Although tensions between the US and China over Taiwan are increasing short-term uncertainty for investors in semiconductor ETFs, there is reason to believe bigger concerns about the economic outlook are already priced in.

It was only a few months ago that semiconductor ETFs were riding high on a wave of post-pandemic demand and a chip supply shortage.

That changed as investors began worrying that the Federal Reserve’s war on inflation – sparked in part by the chip shortage that delayed shipments of automobiles and computers – might cause a recession and dent demand for semiconductors. 

As a result, the three biggest semiconductor ETFs in Europe – the VanEck Semiconductor UCITS ETF (SMH), the Lyxor MSCI Semiconductors ESG Filtered UCITS ETF (SEMG) and the iShares MSCI Global Semiconductors UCITS ETF (SEME) – are all down over 15% this year, as at 9 August.

In recent weeks, these ETFs began recouping losses and seem to generally have shrugged at this week’s rising worries over Taiwan, where most of the world’s chips are made. It is also home to the biggest fabricator, Taiwan Semiconductor Manufacturing, which is the top holding in VanEck’s offering.

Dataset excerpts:
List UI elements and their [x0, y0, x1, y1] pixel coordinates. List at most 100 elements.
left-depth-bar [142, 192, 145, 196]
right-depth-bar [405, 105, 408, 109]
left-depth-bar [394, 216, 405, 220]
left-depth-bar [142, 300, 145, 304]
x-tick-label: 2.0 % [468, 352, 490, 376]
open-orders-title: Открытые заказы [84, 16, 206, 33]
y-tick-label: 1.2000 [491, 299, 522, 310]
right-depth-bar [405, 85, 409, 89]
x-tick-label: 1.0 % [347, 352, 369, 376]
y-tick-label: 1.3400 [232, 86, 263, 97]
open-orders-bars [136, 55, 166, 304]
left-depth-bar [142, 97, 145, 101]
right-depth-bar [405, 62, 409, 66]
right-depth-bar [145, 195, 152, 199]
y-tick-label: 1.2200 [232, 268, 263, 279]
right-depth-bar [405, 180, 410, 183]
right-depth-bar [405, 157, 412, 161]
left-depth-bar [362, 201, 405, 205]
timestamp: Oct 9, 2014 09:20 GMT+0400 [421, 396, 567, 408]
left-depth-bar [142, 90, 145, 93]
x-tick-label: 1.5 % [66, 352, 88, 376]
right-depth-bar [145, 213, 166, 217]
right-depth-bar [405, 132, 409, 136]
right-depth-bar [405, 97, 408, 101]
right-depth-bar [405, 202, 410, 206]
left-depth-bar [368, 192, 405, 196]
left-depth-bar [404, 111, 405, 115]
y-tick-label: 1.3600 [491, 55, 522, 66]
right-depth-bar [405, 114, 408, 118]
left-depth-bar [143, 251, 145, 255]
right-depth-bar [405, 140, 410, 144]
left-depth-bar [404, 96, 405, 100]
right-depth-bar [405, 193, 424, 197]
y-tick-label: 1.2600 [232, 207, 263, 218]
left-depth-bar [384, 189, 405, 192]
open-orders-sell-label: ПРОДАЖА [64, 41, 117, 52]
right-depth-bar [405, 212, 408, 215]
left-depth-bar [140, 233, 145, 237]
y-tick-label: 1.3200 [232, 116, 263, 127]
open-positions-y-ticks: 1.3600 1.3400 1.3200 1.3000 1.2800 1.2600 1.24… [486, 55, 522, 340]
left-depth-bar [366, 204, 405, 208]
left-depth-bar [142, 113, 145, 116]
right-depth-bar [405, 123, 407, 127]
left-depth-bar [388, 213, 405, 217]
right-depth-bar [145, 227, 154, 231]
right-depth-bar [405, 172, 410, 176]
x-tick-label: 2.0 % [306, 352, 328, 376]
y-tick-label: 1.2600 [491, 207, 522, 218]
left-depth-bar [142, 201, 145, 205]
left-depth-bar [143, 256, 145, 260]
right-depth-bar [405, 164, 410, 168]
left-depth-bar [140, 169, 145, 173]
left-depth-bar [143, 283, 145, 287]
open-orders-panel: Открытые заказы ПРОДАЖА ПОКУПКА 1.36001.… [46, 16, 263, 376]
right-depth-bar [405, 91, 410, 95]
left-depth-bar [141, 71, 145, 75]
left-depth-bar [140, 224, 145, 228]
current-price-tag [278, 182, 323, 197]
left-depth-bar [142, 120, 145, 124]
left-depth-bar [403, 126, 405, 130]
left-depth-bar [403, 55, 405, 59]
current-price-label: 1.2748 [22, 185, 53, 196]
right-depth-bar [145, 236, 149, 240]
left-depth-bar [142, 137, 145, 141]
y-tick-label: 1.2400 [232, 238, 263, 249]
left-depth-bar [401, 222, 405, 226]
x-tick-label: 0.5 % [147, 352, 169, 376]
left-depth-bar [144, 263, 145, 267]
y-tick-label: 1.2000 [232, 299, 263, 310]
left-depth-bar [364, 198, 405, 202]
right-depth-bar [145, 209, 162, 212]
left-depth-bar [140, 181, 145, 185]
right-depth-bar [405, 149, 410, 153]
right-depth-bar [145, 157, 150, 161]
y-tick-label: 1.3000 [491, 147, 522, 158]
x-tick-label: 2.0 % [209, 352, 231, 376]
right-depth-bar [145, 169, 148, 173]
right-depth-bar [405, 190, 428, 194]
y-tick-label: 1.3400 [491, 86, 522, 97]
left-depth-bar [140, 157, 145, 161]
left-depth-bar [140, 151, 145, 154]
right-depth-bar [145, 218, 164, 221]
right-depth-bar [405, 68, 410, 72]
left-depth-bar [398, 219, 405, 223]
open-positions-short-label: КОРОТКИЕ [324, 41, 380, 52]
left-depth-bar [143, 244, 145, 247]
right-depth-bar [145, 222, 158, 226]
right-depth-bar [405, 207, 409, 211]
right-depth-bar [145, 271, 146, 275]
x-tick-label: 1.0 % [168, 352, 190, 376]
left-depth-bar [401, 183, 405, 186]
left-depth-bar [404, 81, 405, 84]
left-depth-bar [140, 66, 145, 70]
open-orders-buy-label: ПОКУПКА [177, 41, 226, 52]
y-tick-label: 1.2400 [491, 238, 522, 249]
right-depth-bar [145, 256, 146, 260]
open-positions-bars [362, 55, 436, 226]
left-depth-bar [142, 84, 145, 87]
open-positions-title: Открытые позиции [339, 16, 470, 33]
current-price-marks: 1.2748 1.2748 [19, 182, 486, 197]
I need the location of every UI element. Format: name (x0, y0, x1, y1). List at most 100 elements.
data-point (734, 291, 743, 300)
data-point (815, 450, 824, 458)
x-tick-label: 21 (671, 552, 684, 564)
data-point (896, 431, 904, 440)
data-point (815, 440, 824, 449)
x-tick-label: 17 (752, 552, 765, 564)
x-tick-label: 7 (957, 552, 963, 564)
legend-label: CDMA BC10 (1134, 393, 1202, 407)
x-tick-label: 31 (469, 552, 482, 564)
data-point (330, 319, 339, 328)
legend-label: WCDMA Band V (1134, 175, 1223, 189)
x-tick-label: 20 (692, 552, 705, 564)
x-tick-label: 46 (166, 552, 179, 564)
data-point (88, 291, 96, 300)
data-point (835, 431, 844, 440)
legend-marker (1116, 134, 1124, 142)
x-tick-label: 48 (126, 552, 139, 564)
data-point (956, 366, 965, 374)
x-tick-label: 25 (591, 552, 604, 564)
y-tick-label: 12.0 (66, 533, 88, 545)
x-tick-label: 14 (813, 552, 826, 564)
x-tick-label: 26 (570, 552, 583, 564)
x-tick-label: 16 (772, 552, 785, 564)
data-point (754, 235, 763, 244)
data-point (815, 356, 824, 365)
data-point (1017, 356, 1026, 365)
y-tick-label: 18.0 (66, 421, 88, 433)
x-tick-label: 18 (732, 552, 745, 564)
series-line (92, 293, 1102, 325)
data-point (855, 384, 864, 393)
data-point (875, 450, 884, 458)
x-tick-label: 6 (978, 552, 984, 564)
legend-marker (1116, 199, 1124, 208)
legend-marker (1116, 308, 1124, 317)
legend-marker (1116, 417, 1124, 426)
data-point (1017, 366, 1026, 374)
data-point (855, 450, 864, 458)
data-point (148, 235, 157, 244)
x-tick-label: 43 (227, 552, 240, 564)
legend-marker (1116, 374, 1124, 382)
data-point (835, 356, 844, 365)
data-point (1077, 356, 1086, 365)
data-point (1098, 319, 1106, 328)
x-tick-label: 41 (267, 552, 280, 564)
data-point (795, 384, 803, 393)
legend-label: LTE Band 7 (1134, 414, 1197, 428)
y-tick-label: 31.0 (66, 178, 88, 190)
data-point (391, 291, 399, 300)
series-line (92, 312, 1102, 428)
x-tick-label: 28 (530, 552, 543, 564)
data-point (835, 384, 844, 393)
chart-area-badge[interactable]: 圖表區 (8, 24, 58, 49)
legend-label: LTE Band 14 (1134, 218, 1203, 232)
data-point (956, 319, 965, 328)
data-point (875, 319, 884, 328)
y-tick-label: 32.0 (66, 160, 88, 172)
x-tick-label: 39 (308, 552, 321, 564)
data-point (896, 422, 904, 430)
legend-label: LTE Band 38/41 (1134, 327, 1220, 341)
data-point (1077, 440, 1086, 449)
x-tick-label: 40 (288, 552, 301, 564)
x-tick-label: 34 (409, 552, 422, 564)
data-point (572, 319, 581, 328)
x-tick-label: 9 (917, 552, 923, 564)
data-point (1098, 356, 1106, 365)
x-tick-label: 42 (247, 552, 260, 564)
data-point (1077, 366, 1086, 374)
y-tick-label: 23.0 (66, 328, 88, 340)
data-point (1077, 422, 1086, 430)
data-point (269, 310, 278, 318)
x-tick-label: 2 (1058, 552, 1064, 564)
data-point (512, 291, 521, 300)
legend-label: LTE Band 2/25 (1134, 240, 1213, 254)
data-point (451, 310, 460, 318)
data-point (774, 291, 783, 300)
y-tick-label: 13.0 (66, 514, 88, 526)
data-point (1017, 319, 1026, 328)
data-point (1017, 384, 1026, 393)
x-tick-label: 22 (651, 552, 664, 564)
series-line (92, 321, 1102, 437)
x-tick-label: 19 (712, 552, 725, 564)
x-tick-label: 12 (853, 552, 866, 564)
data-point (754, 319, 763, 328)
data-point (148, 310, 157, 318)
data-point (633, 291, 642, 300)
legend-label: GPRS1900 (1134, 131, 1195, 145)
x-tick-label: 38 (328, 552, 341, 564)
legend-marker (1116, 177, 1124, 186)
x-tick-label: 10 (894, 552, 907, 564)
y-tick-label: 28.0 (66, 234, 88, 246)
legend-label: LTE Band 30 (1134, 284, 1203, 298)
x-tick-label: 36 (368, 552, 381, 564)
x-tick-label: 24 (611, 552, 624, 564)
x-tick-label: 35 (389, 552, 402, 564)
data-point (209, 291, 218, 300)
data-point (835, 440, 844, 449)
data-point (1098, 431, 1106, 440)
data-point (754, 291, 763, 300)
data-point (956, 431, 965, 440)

| EXPLORE THE MATERIAL |
a) Answer these questions using the semiconductor ETF article:
(i) A few months ago, what two things had semiconductor ETFs riding high?
(ii) As at 9 August, how far down this year were the three biggest semiconductor ETFs in Europe?
(iii) What company is the top holding in VanEck's offering?
b) Continue the semiconductor ETF article from its final sentence about Taiwan Semiconductor Manufacturing.

| ANSWERS |
a)
(i) A wave of post-pandemic demand and a chip supply shortage.
(ii) Over 15%.
(iii) Taiwan Semiconductor Manufacturing.

b)
Recession gigger worry than Taiwan 

The semiconductor ETFs haven’t been moving much on the Taiwan noise because investors don’t think a Chinese invasion of Taiwan is probable, Sanjay Devgan, an ETF portfolio manager at Columbia Threadneedle Investments, told ETF Stream’s sister publication ETF.com

“It sounds like it is a lot of sabre rattling,” he said.  

Given the lack of meaningful reaction, it seems the deeper issue worrying semiconductor investors is what a US recession would mean for chipmakers and their suppliers, and much of this may already be priced in. 

“The most recent downturn was the most pronounced and lengthiest since the financial crisis, so we do think equity markets have baked in a good portion of the risks for 2023,” Angelo Zino, senior equity analyst at CFRA Research, told ETF.com.  

“We believe that price leads fundamentals, and the chip industry is among the most forward-looking in nature,” he continued. “Often chip stocks are ready to move up as estimates get cut, as they have already been discounted in the shares.”

He added he expects a mild correction in the semiconductor industry because of slowing demand for PC’s and low-end smartphones and increasing capacity.  

That downturn will likely bottom in the first half of next year, he said, and his longer-term outlook is bright, as demand over the next decade increases along with growth in the data centre, automotive and industrial end-markets.  

Share price rebound underway 

Meanwhile, many semiconductor companies have beaten revenue and earnings expectations recently, underpinning a rebound the PHLX Semiconductor Sector index has seen in recent weeks, Devgan said.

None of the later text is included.